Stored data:
::::

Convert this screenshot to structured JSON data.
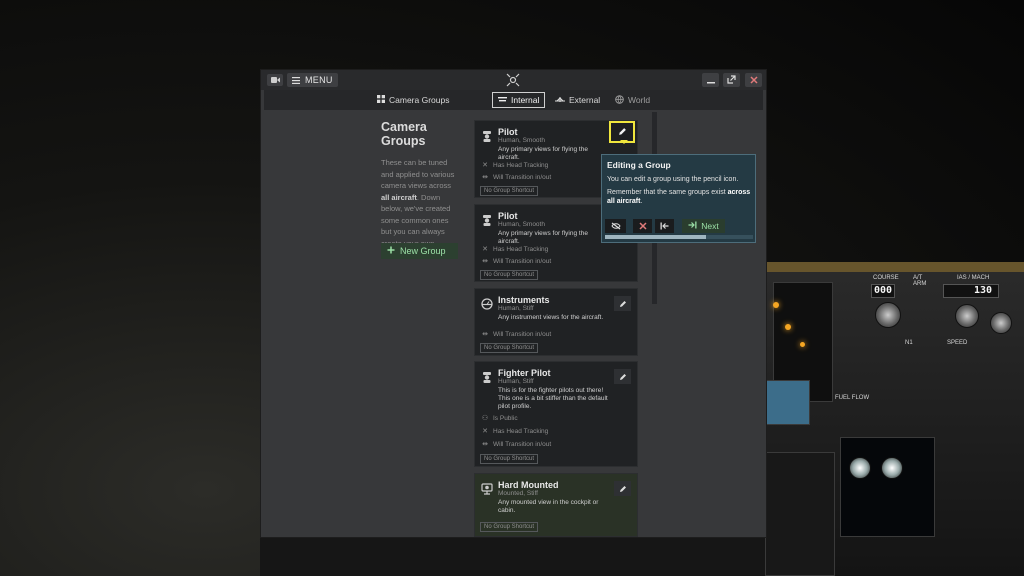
{
  "window": {
    "menu_label": "MENU",
    "icons": {
      "camera": "video-camera-icon",
      "menu": "hamburger-icon",
      "logo": "camera-drone-icon",
      "minimize": "minimize-icon",
      "popout": "popout-icon",
      "close": "close-icon"
    }
  },
  "tabs": {
    "camera_groups": "Camera Groups",
    "internal": "Internal",
    "external": "External",
    "world": "World"
  },
  "sidebar": {
    "title": "Camera Groups",
    "desc_1": "These can be tuned and applied to various camera views across ",
    "desc_bold": "all aircraft",
    "desc_2": ". Down below, we've created some common ones but you can always create your own.",
    "new_group": "New Group"
  },
  "cards": [
    {
      "title": "Pilot",
      "subtitle": "Human, Smooth",
      "desc": "Any primary views for flying the aircraft.",
      "features": [
        "Has Head Tracking",
        "Will Transition in/out"
      ],
      "shortcut": "No Group Shortcut"
    },
    {
      "title": "Pilot",
      "subtitle": "Human, Smooth",
      "desc": "Any primary views for flying the aircraft.",
      "features": [
        "Has Head Tracking",
        "Will Transition in/out"
      ],
      "shortcut": "No Group Shortcut"
    },
    {
      "title": "Instruments",
      "subtitle": "Human, Stiff",
      "desc": "Any instrument views for the aircraft.",
      "features": [
        "Will Transition in/out"
      ],
      "shortcut": "No Group Shortcut"
    },
    {
      "title": "Fighter Pilot",
      "subtitle": "Human, Stiff",
      "desc": "This is for the fighter pilots out there! This one is a bit stiffer than the default pilot profile.",
      "features": [
        "Is Public",
        "Has Head Tracking",
        "Will Transition in/out"
      ],
      "shortcut": "No Group Shortcut"
    },
    {
      "title": "Hard Mounted",
      "subtitle": "Mounted, Stiff",
      "desc": "Any mounted view in the cockpit or cabin.",
      "features": [],
      "shortcut": "No Group Shortcut"
    }
  ],
  "tooltip": {
    "title": "Editing a Group",
    "line1": "You can edit a group using the pencil icon.",
    "line2": "Remember that the same groups exist ",
    "line2_bold": "across all aircraft",
    "line2_end": ".",
    "next": "Next",
    "progress": 0.68
  },
  "cockpit": {
    "course": "COURSE",
    "course_val": "000",
    "at_arm": "A/T ARM",
    "ias_mach": "IAS / MACH",
    "speed_val": "130",
    "fuel_flow": "FUEL FLOW",
    "n1": "N1",
    "speed": "SPEED"
  },
  "colors": {
    "accent_green": "#9be0a6",
    "highlight_yellow": "#f0e63d",
    "tooltip_bg": "#243a44"
  }
}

::::

Identify which lines contain the word "aircraft" and copy each one.

    "desc_bold": "all aircraft",
      "desc": "Any primary views for flying the aircraft.",
      "desc": "Any primary views for flying the aircraft.",
      "desc": "Any instrument views for the aircraft.",
    "line2_bold": "across all aircraft",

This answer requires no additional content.